Records for processing –
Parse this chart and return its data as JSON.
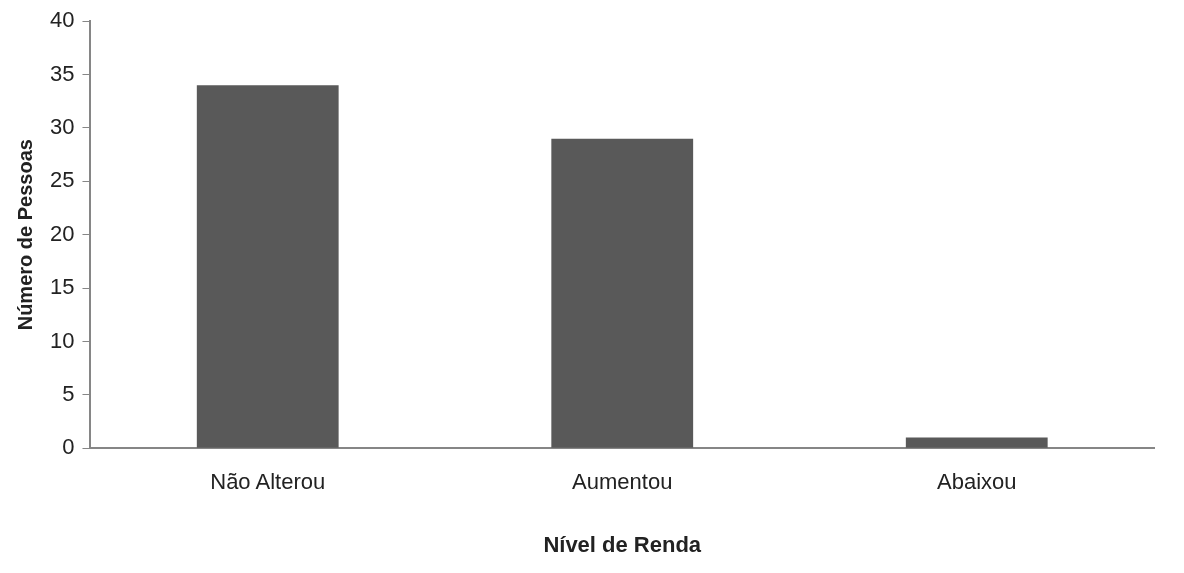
{
  "chart_data": {
    "type": "bar",
    "xlabel": "Nível de Renda",
    "ylabel": "Número de Pessoas",
    "categories": [
      "Não Alterou",
      "Aumentou",
      "Abaixou"
    ],
    "values": [
      34,
      29,
      1
    ],
    "color": "#595959",
    "ylim": [
      0,
      40
    ],
    "yticks": [
      0,
      5,
      10,
      15,
      20,
      25,
      30,
      35,
      40
    ],
    "grid": false,
    "legend": false
  }
}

What is expected – Omit the pictures, then quote the rest of the material above exactly.

Correct output –
Parse this chart and return its data as JSON.
{
  "chart_data": {
    "type": "bar",
    "xlabel": "Nível de Renda",
    "ylabel": "Número de Pessoas",
    "categories": [
      "Não Alterou",
      "Aumentou",
      "Abaixou"
    ],
    "values": [
      34,
      29,
      1
    ],
    "color": "#595959",
    "ylim": [
      0,
      40
    ],
    "yticks": [
      0,
      5,
      10,
      15,
      20,
      25,
      30,
      35,
      40
    ],
    "grid": false,
    "legend": false
  }
}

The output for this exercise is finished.